## Data records
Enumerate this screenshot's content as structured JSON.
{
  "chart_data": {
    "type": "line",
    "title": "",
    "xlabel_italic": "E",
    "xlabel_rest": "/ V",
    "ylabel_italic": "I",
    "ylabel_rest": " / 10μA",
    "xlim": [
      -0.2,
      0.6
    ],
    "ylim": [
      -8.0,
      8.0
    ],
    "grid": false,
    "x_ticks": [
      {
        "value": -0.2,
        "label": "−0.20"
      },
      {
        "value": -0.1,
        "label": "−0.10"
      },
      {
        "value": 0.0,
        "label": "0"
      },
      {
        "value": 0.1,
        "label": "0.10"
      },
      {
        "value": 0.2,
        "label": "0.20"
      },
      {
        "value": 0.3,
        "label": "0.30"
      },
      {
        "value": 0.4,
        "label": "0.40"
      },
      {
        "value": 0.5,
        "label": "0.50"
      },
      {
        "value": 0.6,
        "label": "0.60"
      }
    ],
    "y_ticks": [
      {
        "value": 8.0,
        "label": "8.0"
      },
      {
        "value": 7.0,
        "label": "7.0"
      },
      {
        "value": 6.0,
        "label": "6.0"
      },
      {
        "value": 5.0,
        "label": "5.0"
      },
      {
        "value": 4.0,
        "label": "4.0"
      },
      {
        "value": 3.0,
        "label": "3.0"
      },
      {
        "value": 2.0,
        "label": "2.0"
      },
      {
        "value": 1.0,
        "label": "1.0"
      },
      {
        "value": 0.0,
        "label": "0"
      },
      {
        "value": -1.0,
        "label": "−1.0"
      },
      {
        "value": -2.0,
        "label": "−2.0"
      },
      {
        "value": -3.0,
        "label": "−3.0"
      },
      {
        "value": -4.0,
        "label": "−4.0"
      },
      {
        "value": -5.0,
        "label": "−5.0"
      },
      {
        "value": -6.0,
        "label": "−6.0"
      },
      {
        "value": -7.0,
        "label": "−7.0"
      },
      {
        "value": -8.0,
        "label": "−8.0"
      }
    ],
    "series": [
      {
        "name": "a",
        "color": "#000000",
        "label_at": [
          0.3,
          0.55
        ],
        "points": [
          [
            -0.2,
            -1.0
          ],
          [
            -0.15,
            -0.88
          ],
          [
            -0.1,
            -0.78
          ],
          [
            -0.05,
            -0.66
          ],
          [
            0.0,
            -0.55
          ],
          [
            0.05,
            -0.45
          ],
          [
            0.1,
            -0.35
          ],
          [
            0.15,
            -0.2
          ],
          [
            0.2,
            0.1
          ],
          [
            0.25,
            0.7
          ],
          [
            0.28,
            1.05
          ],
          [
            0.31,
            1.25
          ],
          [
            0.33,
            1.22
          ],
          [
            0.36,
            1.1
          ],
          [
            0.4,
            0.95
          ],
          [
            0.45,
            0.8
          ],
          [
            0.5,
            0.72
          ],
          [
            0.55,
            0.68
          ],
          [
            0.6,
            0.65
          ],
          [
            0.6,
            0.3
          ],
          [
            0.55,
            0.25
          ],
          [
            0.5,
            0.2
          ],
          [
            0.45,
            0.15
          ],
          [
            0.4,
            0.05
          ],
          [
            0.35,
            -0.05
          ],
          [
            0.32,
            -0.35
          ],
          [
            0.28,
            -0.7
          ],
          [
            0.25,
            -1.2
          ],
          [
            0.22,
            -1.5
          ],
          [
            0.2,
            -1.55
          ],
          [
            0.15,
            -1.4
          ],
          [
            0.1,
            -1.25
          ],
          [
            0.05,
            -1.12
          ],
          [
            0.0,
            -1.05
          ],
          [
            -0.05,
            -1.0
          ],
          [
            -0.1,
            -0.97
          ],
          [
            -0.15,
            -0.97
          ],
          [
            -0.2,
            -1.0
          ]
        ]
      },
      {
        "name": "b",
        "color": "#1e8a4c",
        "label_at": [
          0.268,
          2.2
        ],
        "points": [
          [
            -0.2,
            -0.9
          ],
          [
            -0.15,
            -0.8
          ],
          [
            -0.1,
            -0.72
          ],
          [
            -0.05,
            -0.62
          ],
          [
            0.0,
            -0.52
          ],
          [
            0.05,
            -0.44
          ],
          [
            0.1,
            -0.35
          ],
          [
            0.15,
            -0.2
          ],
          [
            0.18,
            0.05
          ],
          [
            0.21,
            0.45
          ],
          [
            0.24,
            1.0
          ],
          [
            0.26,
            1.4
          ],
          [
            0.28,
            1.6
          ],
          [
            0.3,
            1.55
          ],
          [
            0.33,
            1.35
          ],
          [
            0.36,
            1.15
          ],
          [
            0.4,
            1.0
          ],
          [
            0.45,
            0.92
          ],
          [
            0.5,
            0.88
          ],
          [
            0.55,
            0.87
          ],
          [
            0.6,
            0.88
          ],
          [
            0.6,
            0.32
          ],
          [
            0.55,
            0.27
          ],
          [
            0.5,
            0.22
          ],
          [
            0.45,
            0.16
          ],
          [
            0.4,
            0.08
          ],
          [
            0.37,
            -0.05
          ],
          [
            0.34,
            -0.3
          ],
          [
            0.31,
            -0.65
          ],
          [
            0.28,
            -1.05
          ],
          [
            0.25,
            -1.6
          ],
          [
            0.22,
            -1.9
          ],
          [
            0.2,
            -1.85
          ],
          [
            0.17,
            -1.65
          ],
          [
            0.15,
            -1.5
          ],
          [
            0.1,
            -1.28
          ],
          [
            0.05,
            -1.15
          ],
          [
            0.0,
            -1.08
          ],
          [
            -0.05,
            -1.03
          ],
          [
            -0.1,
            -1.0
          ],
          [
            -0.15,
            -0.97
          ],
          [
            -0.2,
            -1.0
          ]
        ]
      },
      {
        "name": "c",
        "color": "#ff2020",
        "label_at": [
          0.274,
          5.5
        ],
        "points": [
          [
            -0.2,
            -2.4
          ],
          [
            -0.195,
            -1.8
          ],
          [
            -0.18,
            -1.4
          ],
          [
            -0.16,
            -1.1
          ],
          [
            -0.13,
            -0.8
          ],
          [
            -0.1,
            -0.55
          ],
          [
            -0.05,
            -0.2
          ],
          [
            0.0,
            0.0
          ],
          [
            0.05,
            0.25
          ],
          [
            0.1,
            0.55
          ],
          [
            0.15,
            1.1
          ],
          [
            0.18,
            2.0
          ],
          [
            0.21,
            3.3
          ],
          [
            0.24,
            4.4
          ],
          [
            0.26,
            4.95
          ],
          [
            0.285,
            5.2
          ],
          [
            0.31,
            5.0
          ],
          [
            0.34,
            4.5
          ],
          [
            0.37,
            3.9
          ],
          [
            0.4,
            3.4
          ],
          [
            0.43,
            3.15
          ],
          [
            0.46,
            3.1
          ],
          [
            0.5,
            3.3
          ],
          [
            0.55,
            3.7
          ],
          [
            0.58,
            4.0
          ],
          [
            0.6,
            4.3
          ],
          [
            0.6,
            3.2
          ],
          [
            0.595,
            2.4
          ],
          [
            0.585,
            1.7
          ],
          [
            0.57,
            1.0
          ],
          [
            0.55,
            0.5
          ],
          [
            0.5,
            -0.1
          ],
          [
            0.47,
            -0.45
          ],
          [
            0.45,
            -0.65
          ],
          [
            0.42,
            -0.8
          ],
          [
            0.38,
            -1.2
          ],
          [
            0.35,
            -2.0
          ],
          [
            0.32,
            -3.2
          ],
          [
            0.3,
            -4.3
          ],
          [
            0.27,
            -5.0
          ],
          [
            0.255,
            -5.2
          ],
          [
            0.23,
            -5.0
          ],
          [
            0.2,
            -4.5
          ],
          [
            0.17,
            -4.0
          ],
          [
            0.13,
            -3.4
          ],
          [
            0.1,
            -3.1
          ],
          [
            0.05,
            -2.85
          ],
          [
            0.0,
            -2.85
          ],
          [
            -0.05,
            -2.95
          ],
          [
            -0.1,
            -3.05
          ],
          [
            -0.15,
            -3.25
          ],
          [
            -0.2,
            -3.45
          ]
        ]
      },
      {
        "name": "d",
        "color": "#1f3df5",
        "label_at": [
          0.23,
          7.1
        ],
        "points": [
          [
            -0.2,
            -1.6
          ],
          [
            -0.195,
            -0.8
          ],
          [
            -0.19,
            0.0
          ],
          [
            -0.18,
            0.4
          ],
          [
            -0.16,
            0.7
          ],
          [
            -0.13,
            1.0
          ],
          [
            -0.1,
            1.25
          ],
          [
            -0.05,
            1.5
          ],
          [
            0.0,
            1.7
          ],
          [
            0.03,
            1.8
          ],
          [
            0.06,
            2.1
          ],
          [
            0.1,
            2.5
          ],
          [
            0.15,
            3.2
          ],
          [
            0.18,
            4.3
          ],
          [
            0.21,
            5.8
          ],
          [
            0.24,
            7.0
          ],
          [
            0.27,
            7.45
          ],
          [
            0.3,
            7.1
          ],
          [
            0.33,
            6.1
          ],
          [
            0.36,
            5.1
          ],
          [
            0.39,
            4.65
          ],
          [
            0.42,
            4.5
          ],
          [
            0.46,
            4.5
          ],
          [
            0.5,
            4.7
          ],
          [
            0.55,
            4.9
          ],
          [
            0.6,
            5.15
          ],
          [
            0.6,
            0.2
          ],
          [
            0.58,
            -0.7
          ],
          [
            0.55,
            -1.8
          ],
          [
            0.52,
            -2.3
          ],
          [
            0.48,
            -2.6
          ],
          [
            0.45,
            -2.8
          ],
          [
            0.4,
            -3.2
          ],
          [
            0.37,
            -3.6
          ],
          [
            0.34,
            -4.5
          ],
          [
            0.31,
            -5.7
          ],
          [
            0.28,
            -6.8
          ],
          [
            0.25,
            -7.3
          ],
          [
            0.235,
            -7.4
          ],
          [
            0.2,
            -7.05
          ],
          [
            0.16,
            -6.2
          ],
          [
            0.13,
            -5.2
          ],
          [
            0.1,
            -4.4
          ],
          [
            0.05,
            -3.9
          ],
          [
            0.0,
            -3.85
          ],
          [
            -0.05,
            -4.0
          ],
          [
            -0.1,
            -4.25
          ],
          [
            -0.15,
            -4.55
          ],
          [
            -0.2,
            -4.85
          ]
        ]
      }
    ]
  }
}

## What is expected
From the entries above, extract every line where the word "color" appears.

## Exercise solution
        "color": "#000000",
        "color": "#1e8a4c",
        "color": "#ff2020",
        "color": "#1f3df5",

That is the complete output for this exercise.